- TASK PROMPT
Write every record out again exactly as given.

Lines of data:
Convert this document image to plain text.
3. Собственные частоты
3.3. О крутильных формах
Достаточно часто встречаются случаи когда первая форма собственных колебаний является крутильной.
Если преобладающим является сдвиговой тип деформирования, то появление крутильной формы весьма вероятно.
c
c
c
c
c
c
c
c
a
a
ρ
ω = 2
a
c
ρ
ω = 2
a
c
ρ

- OUTPUT
Convert this document image to plain text.
3. Собственные частоты
3.3. О крутильных формах
Достаточно часто встречаются случаи когда первая форма собственных колебаний является крутильной.
Если преобладающим является сдвиговой тип деформирования, то появление крутильной формы весьма вероятно.
c
c
c
c
c
c
c
c
a
a
ρ
ω = 2
a
c
ρ
ω = 2
a
c
ρ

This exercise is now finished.